**Exercise brief:** Gather all lines in the records below that include the word "this".

Data items
◇ ◇ ◇ ◇ ◇ ◇ ◇

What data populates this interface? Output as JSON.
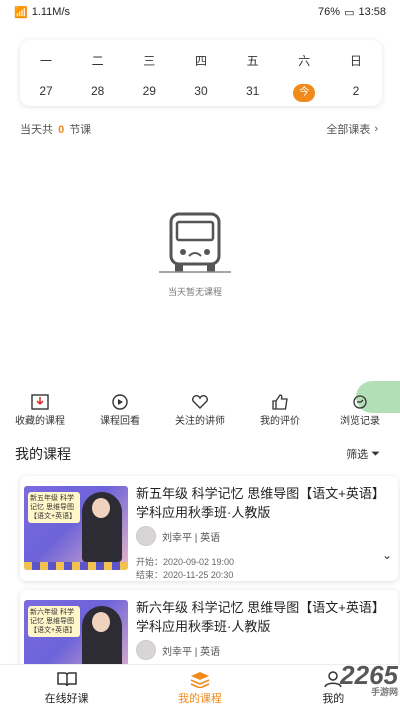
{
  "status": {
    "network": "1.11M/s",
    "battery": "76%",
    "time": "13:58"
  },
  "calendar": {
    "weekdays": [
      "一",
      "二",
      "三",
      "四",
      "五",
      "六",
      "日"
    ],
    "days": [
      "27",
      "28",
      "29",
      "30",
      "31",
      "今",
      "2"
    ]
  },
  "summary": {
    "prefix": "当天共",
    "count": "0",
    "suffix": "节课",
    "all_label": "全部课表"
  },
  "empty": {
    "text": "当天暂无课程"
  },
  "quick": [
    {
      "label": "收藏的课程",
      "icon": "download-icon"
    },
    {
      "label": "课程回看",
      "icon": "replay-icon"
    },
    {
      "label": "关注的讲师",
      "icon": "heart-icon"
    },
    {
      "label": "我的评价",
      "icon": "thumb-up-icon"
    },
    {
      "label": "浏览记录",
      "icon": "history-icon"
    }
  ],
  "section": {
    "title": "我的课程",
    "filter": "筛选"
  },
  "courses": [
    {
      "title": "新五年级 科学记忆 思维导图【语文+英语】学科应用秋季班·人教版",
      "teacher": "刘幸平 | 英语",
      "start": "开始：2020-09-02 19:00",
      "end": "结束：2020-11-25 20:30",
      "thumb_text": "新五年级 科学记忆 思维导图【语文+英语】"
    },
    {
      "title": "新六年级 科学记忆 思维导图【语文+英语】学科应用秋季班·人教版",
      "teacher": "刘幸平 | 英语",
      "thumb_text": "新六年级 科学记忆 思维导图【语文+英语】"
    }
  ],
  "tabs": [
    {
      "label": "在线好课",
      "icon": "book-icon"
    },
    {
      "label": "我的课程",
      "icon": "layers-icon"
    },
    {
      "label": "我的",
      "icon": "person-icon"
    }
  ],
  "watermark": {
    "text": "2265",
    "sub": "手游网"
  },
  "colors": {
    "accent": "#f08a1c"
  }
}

◇ ◇ ◇ ◇ ◇ ◇ ◇

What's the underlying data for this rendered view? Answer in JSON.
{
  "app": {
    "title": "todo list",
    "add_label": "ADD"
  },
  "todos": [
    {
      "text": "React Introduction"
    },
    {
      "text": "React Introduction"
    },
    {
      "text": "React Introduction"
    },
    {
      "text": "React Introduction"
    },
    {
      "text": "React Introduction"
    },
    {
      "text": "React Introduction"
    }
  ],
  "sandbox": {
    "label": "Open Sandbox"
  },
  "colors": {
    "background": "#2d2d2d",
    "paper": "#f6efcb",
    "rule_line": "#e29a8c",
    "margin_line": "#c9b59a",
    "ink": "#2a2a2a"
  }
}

◇ ◇ ◇ ◇ ◇ ◇ ◇

**Finished answer:**
What data populates this interface? Output as JSON.
What's the underlying data for this rendered view? Answer in JSON.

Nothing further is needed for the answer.